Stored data

══════

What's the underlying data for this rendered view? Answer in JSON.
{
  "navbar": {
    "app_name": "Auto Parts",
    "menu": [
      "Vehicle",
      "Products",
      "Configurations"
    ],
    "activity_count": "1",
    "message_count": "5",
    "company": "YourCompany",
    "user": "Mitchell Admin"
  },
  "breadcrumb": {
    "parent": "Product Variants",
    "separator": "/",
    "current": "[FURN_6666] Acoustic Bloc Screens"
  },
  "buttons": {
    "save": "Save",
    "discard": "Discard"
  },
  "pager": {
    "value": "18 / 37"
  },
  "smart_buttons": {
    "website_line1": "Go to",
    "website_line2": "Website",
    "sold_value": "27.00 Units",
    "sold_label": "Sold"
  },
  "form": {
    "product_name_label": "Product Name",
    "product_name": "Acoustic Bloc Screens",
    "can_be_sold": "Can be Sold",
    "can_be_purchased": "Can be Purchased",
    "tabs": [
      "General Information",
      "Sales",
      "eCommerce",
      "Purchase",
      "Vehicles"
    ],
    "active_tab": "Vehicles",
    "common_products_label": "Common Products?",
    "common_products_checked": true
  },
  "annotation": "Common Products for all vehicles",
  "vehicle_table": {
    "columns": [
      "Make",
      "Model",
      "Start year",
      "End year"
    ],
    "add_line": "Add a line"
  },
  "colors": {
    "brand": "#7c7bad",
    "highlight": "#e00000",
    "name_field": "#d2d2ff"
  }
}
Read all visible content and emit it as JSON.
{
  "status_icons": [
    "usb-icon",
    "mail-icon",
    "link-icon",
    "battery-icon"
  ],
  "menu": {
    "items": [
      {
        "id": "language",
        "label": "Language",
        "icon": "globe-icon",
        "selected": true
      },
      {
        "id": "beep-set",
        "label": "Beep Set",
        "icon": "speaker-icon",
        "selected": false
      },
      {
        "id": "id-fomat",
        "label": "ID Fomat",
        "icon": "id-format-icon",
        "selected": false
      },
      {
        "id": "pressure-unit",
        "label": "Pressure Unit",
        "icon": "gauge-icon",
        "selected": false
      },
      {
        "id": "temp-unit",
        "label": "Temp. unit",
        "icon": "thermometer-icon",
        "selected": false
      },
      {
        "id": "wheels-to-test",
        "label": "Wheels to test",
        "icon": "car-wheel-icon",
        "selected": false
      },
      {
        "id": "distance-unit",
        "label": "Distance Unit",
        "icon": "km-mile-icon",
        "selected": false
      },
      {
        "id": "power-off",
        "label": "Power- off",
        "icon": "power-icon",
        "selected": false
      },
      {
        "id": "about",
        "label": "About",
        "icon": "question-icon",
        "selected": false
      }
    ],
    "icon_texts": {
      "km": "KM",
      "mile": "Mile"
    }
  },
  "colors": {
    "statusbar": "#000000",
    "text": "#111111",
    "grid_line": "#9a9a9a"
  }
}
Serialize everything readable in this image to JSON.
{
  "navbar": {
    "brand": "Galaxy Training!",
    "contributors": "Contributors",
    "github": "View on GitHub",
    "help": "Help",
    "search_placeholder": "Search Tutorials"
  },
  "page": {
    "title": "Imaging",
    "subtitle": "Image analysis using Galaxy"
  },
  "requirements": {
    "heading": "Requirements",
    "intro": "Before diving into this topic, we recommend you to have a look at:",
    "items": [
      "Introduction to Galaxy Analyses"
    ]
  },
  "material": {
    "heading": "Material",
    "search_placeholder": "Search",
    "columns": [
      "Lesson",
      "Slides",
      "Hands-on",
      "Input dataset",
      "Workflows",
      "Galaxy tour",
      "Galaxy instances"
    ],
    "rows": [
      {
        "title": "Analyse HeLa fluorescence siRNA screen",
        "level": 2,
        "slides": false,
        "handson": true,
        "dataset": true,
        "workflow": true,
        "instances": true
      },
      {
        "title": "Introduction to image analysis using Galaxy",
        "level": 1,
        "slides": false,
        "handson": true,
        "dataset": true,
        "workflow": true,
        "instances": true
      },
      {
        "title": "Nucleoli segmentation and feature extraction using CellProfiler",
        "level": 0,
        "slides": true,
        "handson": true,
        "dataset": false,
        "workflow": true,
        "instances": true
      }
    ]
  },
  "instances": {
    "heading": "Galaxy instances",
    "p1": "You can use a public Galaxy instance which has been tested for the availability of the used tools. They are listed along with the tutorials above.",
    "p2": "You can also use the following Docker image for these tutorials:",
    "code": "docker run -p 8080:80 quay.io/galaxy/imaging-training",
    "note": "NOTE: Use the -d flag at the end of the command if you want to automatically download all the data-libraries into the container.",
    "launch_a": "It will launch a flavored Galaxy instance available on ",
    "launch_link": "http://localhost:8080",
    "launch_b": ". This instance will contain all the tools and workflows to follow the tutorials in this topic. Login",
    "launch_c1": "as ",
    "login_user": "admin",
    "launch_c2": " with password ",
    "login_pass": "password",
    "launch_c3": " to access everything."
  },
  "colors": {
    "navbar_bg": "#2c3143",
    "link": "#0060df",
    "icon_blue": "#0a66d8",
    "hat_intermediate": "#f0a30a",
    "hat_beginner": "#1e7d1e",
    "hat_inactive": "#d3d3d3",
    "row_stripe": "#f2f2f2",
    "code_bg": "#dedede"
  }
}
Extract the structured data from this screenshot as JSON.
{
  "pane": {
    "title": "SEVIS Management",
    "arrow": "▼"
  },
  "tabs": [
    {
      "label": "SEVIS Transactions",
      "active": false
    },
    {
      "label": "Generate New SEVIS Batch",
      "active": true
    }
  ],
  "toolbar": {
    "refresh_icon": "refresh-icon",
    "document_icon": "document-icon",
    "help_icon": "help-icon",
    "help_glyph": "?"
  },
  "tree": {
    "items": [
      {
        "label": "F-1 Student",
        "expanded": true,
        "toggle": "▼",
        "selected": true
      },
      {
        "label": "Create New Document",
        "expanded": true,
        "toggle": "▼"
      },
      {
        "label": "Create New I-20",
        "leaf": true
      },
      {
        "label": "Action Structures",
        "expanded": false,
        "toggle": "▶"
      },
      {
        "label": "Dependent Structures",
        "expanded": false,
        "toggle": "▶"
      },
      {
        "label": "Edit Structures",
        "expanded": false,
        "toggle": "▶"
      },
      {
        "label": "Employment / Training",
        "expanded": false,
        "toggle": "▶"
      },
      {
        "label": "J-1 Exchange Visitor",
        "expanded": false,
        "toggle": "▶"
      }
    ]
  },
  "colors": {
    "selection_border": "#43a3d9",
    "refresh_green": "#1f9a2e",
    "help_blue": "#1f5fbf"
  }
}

══════

**What the task requires:** Write the listing out again, exactly as shown above.

**Solution:**
What's the underlying data for this rendered view? Answer in JSON.
{
  "navbar": {
    "app_name": "Auto Parts",
    "menu": [
      "Vehicle",
      "Products",
      "Configurations"
    ],
    "activity_count": "1",
    "message_count": "5",
    "company": "YourCompany",
    "user": "Mitchell Admin"
  },
  "breadcrumb": {
    "parent": "Product Variants",
    "separator": "/",
    "current": "[FURN_6666] Acoustic Bloc Screens"
  },
  "buttons": {
    "save": "Save",
    "discard": "Discard"
  },
  "pager": {
    "value": "18 / 37"
  },
  "smart_buttons": {
    "website_line1": "Go to",
    "website_line2": "Website",
    "sold_value": "27.00 Units",
    "sold_label": "Sold"
  },
  "form": {
    "product_name_label": "Product Name",
    "product_name": "Acoustic Bloc Screens",
    "can_be_sold": "Can be Sold",
    "can_be_purchased": "Can be Purchased",
    "tabs": [
      "General Information",
      "Sales",
      "eCommerce",
      "Purchase",
      "Vehicles"
    ],
    "active_tab": "Vehicles",
    "common_products_label": "Common Products?",
    "common_products_checked": true
  },
  "annotation": "Common Products for all vehicles",
  "vehicle_table": {
    "columns": [
      "Make",
      "Model",
      "Start year",
      "End year"
    ],
    "add_line": "Add a line"
  },
  "colors": {
    "brand": "#7c7bad",
    "highlight": "#e00000",
    "name_field": "#d2d2ff"
  }
}
Read all visible content and emit it as JSON.
{
  "status_icons": [
    "usb-icon",
    "mail-icon",
    "link-icon",
    "battery-icon"
  ],
  "menu": {
    "items": [
      {
        "id": "language",
        "label": "Language",
        "icon": "globe-icon",
        "selected": true
      },
      {
        "id": "beep-set",
        "label": "Beep Set",
        "icon": "speaker-icon",
        "selected": false
      },
      {
        "id": "id-fomat",
        "label": "ID Fomat",
        "icon": "id-format-icon",
        "selected": false
      },
      {
        "id": "pressure-unit",
        "label": "Pressure Unit",
        "icon": "gauge-icon",
        "selected": false
      },
      {
        "id": "temp-unit",
        "label": "Temp. unit",
        "icon": "thermometer-icon",
        "selected": false
      },
      {
        "id": "wheels-to-test",
        "label": "Wheels to test",
        "icon": "car-wheel-icon",
        "selected": false
      },
      {
        "id": "distance-unit",
        "label": "Distance Unit",
        "icon": "km-mile-icon",
        "selected": false
      },
      {
        "id": "power-off",
        "label": "Power- off",
        "icon": "power-icon",
        "selected": false
      },
      {
        "id": "about",
        "label": "About",
        "icon": "question-icon",
        "selected": false
      }
    ],
    "icon_texts": {
      "km": "KM",
      "mile": "Mile"
    }
  },
  "colors": {
    "statusbar": "#000000",
    "text": "#111111",
    "grid_line": "#9a9a9a"
  }
}
Serialize everything readable in this image to JSON.
{
  "navbar": {
    "brand": "Galaxy Training!",
    "contributors": "Contributors",
    "github": "View on GitHub",
    "help": "Help",
    "search_placeholder": "Search Tutorials"
  },
  "page": {
    "title": "Imaging",
    "subtitle": "Image analysis using Galaxy"
  },
  "requirements": {
    "heading": "Requirements",
    "intro": "Before diving into this topic, we recommend you to have a look at:",
    "items": [
      "Introduction to Galaxy Analyses"
    ]
  },
  "material": {
    "heading": "Material",
    "search_placeholder": "Search",
    "columns": [
      "Lesson",
      "Slides",
      "Hands-on",
      "Input dataset",
      "Workflows",
      "Galaxy tour",
      "Galaxy instances"
    ],
    "rows": [
      {
        "title": "Analyse HeLa fluorescence siRNA screen",
        "level": 2,
        "slides": false,
        "handson": true,
        "dataset": true,
        "workflow": true,
        "instances": true
      },
      {
        "title": "Introduction to image analysis using Galaxy",
        "level": 1,
        "slides": false,
        "handson": true,
        "dataset": true,
        "workflow": true,
        "instances": true
      },
      {
        "title": "Nucleoli segmentation and feature extraction using CellProfiler",
        "level": 0,
        "slides": true,
        "handson": true,
        "dataset": false,
        "workflow": true,
        "instances": true
      }
    ]
  },
  "instances": {
    "heading": "Galaxy instances",
    "p1": "You can use a public Galaxy instance which has been tested for the availability of the used tools. They are listed along with the tutorials above.",
    "p2": "You can also use the following Docker image for these tutorials:",
    "code": "docker run -p 8080:80 quay.io/galaxy/imaging-training",
    "note": "NOTE: Use the -d flag at the end of the command if you want to automatically download all the data-libraries into the container.",
    "launch_a": "It will launch a flavored Galaxy instance available on ",
    "launch_link": "http://localhost:8080",
    "launch_b": ". This instance will contain all the tools and workflows to follow the tutorials in this topic. Login",
    "launch_c1": "as ",
    "login_user": "admin",
    "launch_c2": " with password ",
    "login_pass": "password",
    "launch_c3": " to access everything."
  },
  "colors": {
    "navbar_bg": "#2c3143",
    "link": "#0060df",
    "icon_blue": "#0a66d8",
    "hat_intermediate": "#f0a30a",
    "hat_beginner": "#1e7d1e",
    "hat_inactive": "#d3d3d3",
    "row_stripe": "#f2f2f2",
    "code_bg": "#dedede"
  }
}
Extract the structured data from this screenshot as JSON.
{
  "pane": {
    "title": "SEVIS Management",
    "arrow": "▼"
  },
  "tabs": [
    {
      "label": "SEVIS Transactions",
      "active": false
    },
    {
      "label": "Generate New SEVIS Batch",
      "active": true
    }
  ],
  "toolbar": {
    "refresh_icon": "refresh-icon",
    "document_icon": "document-icon",
    "help_icon": "help-icon",
    "help_glyph": "?"
  },
  "tree": {
    "items": [
      {
        "label": "F-1 Student",
        "expanded": true,
        "toggle": "▼",
        "selected": true
      },
      {
        "label": "Create New Document",
        "expanded": true,
        "toggle": "▼"
      },
      {
        "label": "Create New I-20",
        "leaf": true
      },
      {
        "label": "Action Structures",
        "expanded": false,
        "toggle": "▶"
      },
      {
        "label": "Dependent Structures",
        "expanded": false,
        "toggle": "▶"
      },
      {
        "label": "Edit Structures",
        "expanded": false,
        "toggle": "▶"
      },
      {
        "label": "Employment / Training",
        "expanded": false,
        "toggle": "▶"
      },
      {
        "label": "J-1 Exchange Visitor",
        "expanded": false,
        "toggle": "▶"
      }
    ]
  },
  "colors": {
    "selection_border": "#43a3d9",
    "refresh_green": "#1f9a2e",
    "help_blue": "#1f5fbf"
  }
}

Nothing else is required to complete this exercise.